### Stated exercise
Tally the lines that include "SIELE". Output the number only.
----
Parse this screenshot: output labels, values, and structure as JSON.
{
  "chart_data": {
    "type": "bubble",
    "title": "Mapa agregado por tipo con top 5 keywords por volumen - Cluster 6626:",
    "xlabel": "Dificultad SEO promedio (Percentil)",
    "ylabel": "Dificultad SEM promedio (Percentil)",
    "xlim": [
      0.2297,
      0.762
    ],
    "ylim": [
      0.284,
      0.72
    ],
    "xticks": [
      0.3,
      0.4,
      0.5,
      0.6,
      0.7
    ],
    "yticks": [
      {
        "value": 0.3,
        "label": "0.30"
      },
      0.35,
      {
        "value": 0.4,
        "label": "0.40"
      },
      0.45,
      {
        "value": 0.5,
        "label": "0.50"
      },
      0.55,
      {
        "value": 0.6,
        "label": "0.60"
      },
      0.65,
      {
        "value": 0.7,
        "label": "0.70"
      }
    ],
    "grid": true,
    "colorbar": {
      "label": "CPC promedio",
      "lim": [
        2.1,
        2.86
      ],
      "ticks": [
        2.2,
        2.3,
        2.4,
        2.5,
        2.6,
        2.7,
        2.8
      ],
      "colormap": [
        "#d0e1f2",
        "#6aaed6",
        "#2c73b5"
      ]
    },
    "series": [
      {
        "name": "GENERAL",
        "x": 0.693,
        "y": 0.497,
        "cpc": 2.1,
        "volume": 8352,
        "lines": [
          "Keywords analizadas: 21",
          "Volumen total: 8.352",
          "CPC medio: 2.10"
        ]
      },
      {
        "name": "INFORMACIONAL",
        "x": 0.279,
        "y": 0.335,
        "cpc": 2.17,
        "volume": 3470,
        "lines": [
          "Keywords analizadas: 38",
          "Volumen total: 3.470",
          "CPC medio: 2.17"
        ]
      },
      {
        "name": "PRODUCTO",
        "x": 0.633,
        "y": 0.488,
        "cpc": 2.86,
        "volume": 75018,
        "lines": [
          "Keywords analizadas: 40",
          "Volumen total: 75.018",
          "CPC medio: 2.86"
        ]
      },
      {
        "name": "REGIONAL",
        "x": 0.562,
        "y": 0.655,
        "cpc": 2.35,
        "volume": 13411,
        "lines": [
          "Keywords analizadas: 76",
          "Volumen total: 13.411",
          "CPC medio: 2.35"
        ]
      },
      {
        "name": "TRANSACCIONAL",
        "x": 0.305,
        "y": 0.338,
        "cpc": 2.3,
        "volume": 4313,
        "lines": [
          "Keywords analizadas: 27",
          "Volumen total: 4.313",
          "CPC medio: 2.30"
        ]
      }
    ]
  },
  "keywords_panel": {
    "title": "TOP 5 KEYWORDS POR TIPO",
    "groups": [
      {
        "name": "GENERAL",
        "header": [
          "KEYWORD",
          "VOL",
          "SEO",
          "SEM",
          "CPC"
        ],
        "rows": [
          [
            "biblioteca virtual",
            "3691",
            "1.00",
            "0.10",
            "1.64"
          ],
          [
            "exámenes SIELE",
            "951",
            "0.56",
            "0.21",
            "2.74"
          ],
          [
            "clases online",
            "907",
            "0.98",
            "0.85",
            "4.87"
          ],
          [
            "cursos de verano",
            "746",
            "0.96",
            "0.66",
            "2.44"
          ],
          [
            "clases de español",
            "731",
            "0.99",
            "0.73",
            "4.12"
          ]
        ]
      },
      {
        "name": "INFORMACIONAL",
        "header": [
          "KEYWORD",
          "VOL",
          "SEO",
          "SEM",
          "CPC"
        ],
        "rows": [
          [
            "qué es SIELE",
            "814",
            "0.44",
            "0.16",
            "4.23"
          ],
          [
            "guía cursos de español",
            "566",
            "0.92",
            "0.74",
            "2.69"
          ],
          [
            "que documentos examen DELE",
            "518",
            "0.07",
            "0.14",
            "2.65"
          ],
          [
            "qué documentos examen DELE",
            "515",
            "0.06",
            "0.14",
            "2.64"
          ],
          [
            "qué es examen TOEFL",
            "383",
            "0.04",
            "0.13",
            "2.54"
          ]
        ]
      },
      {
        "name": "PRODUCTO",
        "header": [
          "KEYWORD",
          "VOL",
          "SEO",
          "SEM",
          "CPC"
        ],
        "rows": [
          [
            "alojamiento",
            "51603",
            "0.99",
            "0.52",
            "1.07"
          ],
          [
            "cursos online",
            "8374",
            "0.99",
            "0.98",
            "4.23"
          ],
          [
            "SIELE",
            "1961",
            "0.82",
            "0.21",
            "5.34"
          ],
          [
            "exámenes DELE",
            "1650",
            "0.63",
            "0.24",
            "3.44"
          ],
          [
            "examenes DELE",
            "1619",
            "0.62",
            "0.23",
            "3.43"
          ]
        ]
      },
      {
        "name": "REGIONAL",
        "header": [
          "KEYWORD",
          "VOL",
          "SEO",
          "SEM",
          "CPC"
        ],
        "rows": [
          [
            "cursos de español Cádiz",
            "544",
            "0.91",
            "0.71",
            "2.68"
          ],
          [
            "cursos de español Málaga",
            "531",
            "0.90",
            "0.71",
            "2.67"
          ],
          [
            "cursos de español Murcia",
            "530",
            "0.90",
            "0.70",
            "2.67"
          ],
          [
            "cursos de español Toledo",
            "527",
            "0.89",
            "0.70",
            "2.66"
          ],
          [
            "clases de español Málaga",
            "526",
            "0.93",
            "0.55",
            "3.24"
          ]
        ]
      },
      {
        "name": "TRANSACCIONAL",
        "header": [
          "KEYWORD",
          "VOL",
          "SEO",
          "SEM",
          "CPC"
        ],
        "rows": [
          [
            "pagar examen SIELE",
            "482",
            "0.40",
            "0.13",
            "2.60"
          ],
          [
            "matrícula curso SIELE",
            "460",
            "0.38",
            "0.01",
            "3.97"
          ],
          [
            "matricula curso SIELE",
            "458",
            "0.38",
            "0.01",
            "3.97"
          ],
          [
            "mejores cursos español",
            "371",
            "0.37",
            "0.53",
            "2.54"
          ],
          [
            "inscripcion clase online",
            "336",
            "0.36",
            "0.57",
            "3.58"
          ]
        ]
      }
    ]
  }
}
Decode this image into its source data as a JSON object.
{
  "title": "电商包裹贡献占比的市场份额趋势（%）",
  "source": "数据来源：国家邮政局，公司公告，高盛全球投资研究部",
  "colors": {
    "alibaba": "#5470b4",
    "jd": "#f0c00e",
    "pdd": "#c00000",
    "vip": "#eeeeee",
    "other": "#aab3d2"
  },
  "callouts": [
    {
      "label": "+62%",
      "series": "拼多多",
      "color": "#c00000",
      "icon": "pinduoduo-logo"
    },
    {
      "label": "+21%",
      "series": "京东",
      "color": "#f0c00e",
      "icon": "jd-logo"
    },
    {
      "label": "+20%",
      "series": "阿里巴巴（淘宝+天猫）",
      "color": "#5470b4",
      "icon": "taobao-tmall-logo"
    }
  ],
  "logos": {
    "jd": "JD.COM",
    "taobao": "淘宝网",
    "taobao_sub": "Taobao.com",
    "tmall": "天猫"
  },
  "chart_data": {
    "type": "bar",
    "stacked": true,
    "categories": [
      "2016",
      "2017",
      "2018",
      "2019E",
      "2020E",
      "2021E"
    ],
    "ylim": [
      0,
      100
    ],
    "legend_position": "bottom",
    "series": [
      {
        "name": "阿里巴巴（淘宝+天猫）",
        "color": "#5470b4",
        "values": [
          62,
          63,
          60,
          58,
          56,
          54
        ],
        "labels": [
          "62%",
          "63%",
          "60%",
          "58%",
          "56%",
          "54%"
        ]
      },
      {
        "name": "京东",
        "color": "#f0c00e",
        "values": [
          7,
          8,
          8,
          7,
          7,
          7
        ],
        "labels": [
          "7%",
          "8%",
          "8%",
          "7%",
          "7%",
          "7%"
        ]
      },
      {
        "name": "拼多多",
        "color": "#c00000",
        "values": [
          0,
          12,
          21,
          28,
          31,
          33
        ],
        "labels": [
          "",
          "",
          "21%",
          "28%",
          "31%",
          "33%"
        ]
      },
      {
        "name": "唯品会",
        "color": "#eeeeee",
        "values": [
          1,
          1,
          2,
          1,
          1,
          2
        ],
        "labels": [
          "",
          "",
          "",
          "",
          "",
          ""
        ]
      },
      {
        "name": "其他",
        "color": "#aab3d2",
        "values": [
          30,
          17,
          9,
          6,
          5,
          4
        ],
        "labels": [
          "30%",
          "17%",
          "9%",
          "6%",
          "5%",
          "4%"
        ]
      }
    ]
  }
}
----
### Output for this task
6